» YOUR GOAL
Restate all of the data exactly.
*** EXERCISE INPUTS
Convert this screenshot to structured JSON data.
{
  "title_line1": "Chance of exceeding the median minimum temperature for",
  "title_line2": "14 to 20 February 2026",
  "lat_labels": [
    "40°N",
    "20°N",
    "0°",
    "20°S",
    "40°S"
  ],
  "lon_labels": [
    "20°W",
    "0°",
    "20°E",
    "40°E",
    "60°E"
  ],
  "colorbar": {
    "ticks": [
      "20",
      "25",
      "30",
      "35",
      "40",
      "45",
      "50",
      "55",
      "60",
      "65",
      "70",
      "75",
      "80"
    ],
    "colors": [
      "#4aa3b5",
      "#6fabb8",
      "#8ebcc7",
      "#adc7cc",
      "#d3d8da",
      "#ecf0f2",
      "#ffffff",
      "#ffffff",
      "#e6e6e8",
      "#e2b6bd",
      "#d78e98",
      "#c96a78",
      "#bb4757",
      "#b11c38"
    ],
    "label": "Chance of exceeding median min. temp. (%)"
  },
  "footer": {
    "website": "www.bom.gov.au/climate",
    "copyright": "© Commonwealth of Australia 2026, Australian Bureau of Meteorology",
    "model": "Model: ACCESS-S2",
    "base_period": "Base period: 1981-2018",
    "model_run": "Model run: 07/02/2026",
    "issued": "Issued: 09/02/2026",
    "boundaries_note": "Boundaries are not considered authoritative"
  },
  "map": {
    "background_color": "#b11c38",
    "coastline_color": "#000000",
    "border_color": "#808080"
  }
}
******
» FINAL RESULT
Convert this screenshot to structured JSON data.
{
  "title_line1": "Chance of exceeding the median minimum temperature for",
  "title_line2": "14 to 20 February 2026",
  "lat_labels": [
    "40°N",
    "20°N",
    "0°",
    "20°S",
    "40°S"
  ],
  "lon_labels": [
    "20°W",
    "0°",
    "20°E",
    "40°E",
    "60°E"
  ],
  "colorbar": {
    "ticks": [
      "20",
      "25",
      "30",
      "35",
      "40",
      "45",
      "50",
      "55",
      "60",
      "65",
      "70",
      "75",
      "80"
    ],
    "colors": [
      "#4aa3b5",
      "#6fabb8",
      "#8ebcc7",
      "#adc7cc",
      "#d3d8da",
      "#ecf0f2",
      "#ffffff",
      "#ffffff",
      "#e6e6e8",
      "#e2b6bd",
      "#d78e98",
      "#c96a78",
      "#bb4757",
      "#b11c38"
    ],
    "label": "Chance of exceeding median min. temp. (%)"
  },
  "footer": {
    "website": "www.bom.gov.au/climate",
    "copyright": "© Commonwealth of Australia 2026, Australian Bureau of Meteorology",
    "model": "Model: ACCESS-S2",
    "base_period": "Base period: 1981-2018",
    "model_run": "Model run: 07/02/2026",
    "issued": "Issued: 09/02/2026",
    "boundaries_note": "Boundaries are not considered authoritative"
  },
  "map": {
    "background_color": "#b11c38",
    "coastline_color": "#000000",
    "border_color": "#808080"
  }
}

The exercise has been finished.